A cobertura jornalística que a rede Globo oferece ao governo Bolsonaro será, em breve, um grande case de estudos em faculdades de comunicação pelo Brasil. A grande dúvida é: como pode a maior empresa de mídia do Brasil fazer uma cobertura tão oficialesca do atual governo, tratando os maiores absurdos como se fossem meras trivialidades, ao mesmo tempo em que o canal é fortemente atacado pelo núcleo de apoio bolsonarista?

A comparação um tanto quanto nonsense realizada no Jornal Nacional da segunda-feira, entre Bolsonaro e Lula, para falar sobre reflorestamento foi apenas mais um fato. Chocado mesmo, eu fiquei no dia em que o Jornal Hoje noticiou que os Estados Unidos deram o aval para que Eduardo Bolsonaro, o 03, fosse indicado embaixador do Brasil no país. Entre tantas citações banais, me chamou a atenção o momento em que Andréia Sadi disse “no Twitter, Carlos Bolsonaro, falou que a nomeação de Eduardo é um golaço do presidente”.
+++
Instrução dada A => No texto sobre a cobertura da Globo, em que telejornal foi feita a comparação entre Bolsonaro e Lula sobre reflorestamento?
Instrução dada B => Retome o texto sobre a cobertura da Globo a partir do ponto em que ele termina.
Os registros não têm nenhuma relação com o texto.

Material exibido =>
+++
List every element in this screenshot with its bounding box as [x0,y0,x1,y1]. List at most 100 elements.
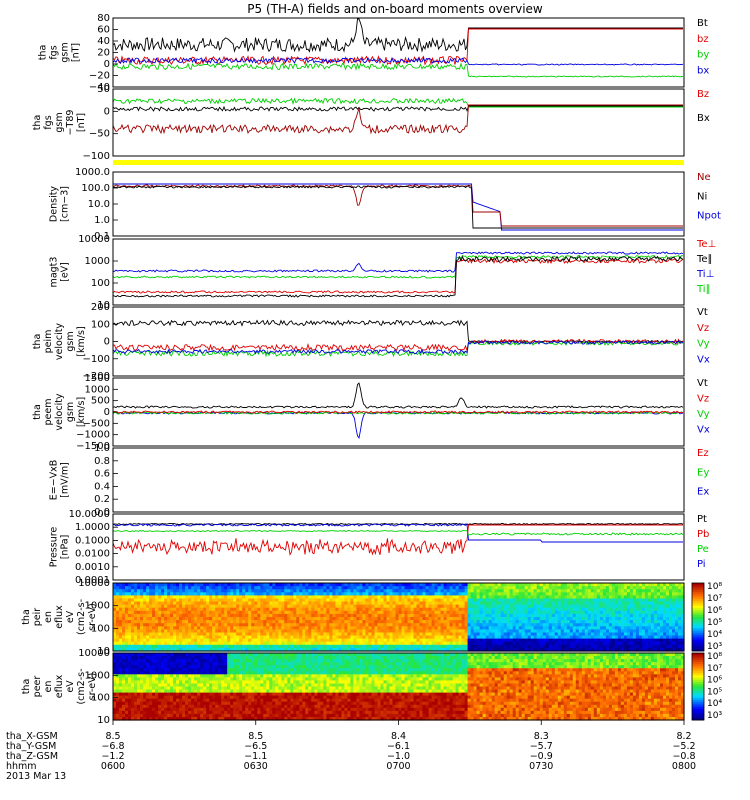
heat-cell [657,610,661,615]
heat-cell [413,635,418,640]
heat-cell [476,647,481,652]
heat-cell [681,641,685,646]
heat-cell [149,586,153,590]
heat-cell [134,589,138,593]
heat-cell [125,641,129,646]
heat-cell [314,623,318,627]
ytick-label: 100 [91,623,110,634]
heat-cell [185,665,189,669]
heat-cell [488,598,493,603]
heat-cell [425,601,430,606]
heat-cell [134,677,138,681]
heat-cell [347,592,351,596]
heat-cell [617,635,622,640]
heat-cell [161,710,165,715]
heat-cell [663,641,667,646]
heat-cell [320,635,324,640]
heat-cell [605,620,610,624]
heat-cell [623,626,628,630]
heat-cell [539,583,544,587]
heat-cell [191,610,195,615]
heat-cell [245,607,249,612]
heat-cell [539,623,544,627]
heat-cell [509,607,514,612]
heat-cell [254,629,258,634]
heat-cell [503,641,508,646]
heat-cell [155,623,159,627]
heat-cell [368,644,372,649]
heat-cell [206,620,210,624]
heat-cell [485,635,490,640]
heat-cell [440,626,445,630]
heat-cell [491,583,496,587]
heat-cell [626,613,631,618]
heat-cell [557,595,562,600]
heat-cell [503,595,508,600]
heat-cell [281,617,285,621]
heat-cell [569,601,574,606]
heat-cell [473,620,478,624]
heat-cell [113,671,117,675]
heat-cell [678,613,682,618]
heat-cell [260,589,264,593]
heat-cell [482,592,487,596]
colorbar-cell [692,607,704,611]
heat-cell [626,604,631,609]
heat-cell [608,632,613,637]
heat-cell [176,629,180,634]
heat-cell [353,617,357,621]
heat-cell [395,626,400,630]
heat-cell [161,586,165,590]
heat-cell [179,689,183,694]
heat-cell [663,617,667,621]
heat-cell [452,601,457,606]
trace-black [113,185,683,229]
heat-cell [197,632,201,637]
heat-cell [167,683,171,688]
heat-cell [678,641,682,646]
heat-cell [248,644,252,649]
heat-cell [179,656,183,660]
heat-cell [299,641,303,646]
heat-cell [356,604,360,609]
heat-cell [116,610,120,615]
heat-cell [179,653,183,657]
heat-cell [476,623,481,627]
heat-cell [167,717,171,721]
heat-cell [158,689,162,694]
heat-cell [233,595,237,600]
heat-cell [533,601,538,606]
heat-cell [590,623,595,627]
heat-cell [347,635,351,640]
ytick-label: 0.6 [94,469,110,480]
heat-cell [461,647,466,652]
heat-cell [260,638,264,643]
heat-cell [164,623,168,627]
heat-cell [602,617,607,621]
ytick-label: 40 [97,36,110,47]
heat-cell [344,604,348,609]
heat-cell [122,665,126,669]
heat-cell [629,644,634,649]
heat-cell [293,623,297,627]
heat-cell [158,653,162,657]
heat-cell [170,683,174,688]
heat-cell [128,689,132,694]
heat-cell [311,586,315,590]
heat-cell [675,638,679,643]
heat-cell [212,610,216,615]
heat-cell [515,617,520,621]
heat-cell [518,598,523,603]
ytick-label: 0.0 [94,507,110,518]
heat-cell [218,629,222,634]
heat-cell [227,610,231,615]
heat-cell [377,629,382,634]
heat-cell [617,620,622,624]
heat-cell [215,632,219,637]
heat-cell [380,589,385,593]
heat-cell [200,592,204,596]
heat-cell [221,583,225,587]
heat-cell [182,610,186,615]
heat-cell [675,610,679,615]
heat-cell [563,604,568,609]
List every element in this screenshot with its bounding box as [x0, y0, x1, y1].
+++
Resposta escrita A => No Jornal Nacional da segunda-feira.

Resposta escrita B =>
Não é preciso ter posição política para identificar a relevância jornalística de citar um tuíte do filho do presidente sobre a nomeação do seu próprio irmão feita pelo próprio pai: nenhuma. Quando essa citação é justamente do 02, o homem que ao que tudo indica coordena a massa de apoio governamental nas redes sociais, que trata a Rede Globo como um órgão comunista e chega a pregar o boicote ao canal, a situação fica ainda mais bizarra. (Isso sem falar da cobertura um tanto quanto heterodoxa do caso Vaza Jato e consequente prisão do hacker).

Fazer assessoria de imprensa travestida de imparcialidade jornalística não é nenhuma novidade para qualquer empresa. Só que, geralmente, essa decisão editorial vem acompanhada pelo retorno financeiro em forma de mídia publicitária, ou pelo menos pela expectativa pelo recebimento destes valores. Só que, ao que tudo indica, a Globo recebe menos dinheiro do que canais que tem menos audiência, mas venderam sua alma ao Governo, como Record e SBT.

Pensando sobre o caso, pensei em algumas hipóteses para explicar essa situação.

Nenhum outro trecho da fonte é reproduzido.